_Directive_
Go through the data and copy every line exactly, but not the images.

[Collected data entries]
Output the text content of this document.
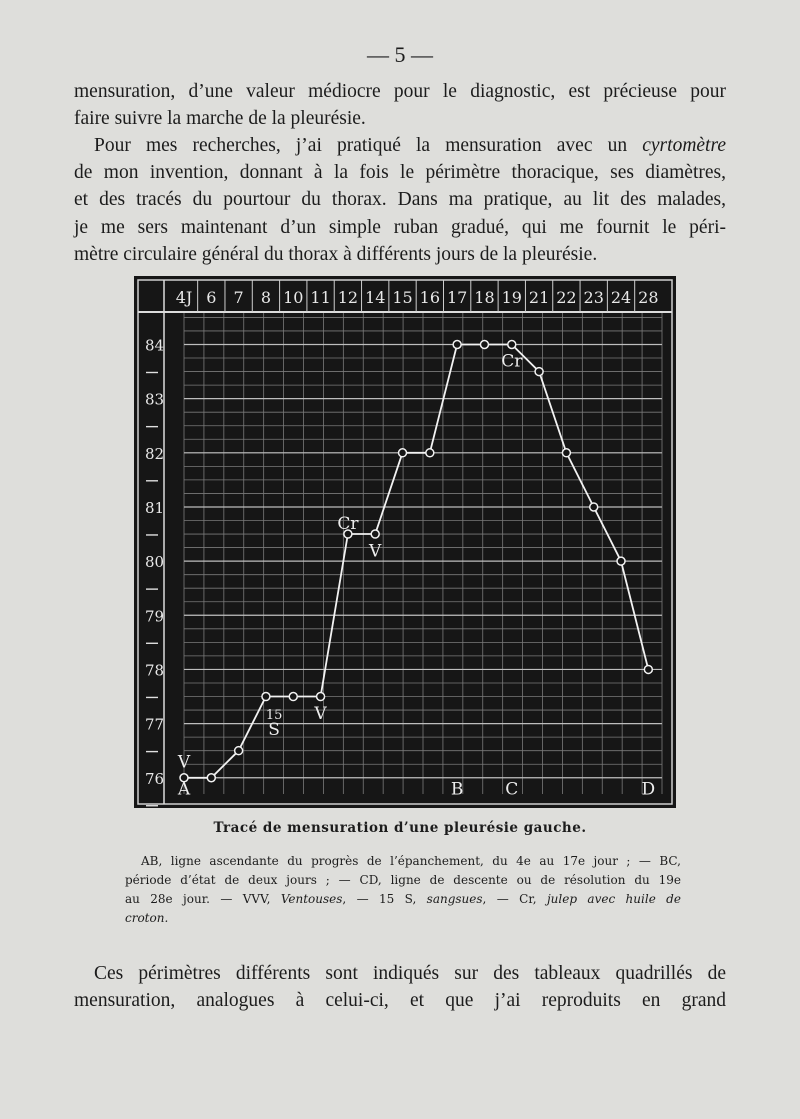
— 5 —
mensuration, d’une valeur médiocre pour le diagnostic, est précieuse pour
faire suivre la marche de la pleurésie.
Pour mes recherches, j’ai pratiqué la mensuration avec un cyrtomètre
de mon invention, donnant à la fois le périmètre thoracique, ses diamètres,
et des tracés du pourtour du thorax. Dans ma pratique, au lit des malades,
je me sers maintenant d’un simple ruban gradué, qui me fournit le péri-
mètre circulaire général du thorax à différents jours de la pleurésie.
4J 6 7 8 10 11 12 14 15 16 17 18 19 21 22 23 24 28
84
83
82
81
80
79
78
77
76
V
A
15
S
V
Cr
V
Cr
B C	D
Tracé de mensuration d’une pleurésie gauche.
AB, ligne ascendante du progrès de l’épanchement, du 4e au 17e jour ; — BC,
période d’état de deux jours ; — CD, ligne de descente ou de résolution du 19e
au 28e jour. — VVV, Ventouses, — 15 S, sangsues, — Cr, julep avec huile de
croton.
Ces périmètres différents sont indiqués sur des tableaux quadrillés de
mensuration, analogues à celui-ci, et que j’ai reproduits en grand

_Final result_
Output the text content of this document.
— 5 —
mensuration, d’une valeur médiocre pour le diagnostic, est précieuse pour
faire suivre la marche de la pleurésie.
Pour mes recherches, j’ai pratiqué la mensuration avec un cyrtomètre
de mon invention, donnant à la fois le périmètre thoracique, ses diamètres,
et des tracés du pourtour du thorax. Dans ma pratique, au lit des malades,
je me sers maintenant d’un simple ruban gradué, qui me fournit le péri-
mètre circulaire général du thorax à différents jours de la pleurésie.
4J 6 7 8 10 11 12 14 15 16 17 18 19 21 22 23 24 28
84
83
82
81
80
79
78
77
76
V
A
15
S
V
Cr
V
Cr
B C	D
Tracé de mensuration d’une pleurésie gauche.
AB, ligne ascendante du progrès de l’épanchement, du 4e au 17e jour ; — BC,
période d’état de deux jours ; — CD, ligne de descente ou de résolution du 19e
au 28e jour. — VVV, Ventouses, — 15 S, sangsues, — Cr, julep avec huile de
croton.
Ces périmètres différents sont indiqués sur des tableaux quadrillés de
mensuration, analogues à celui-ci, et que j’ai reproduits en grand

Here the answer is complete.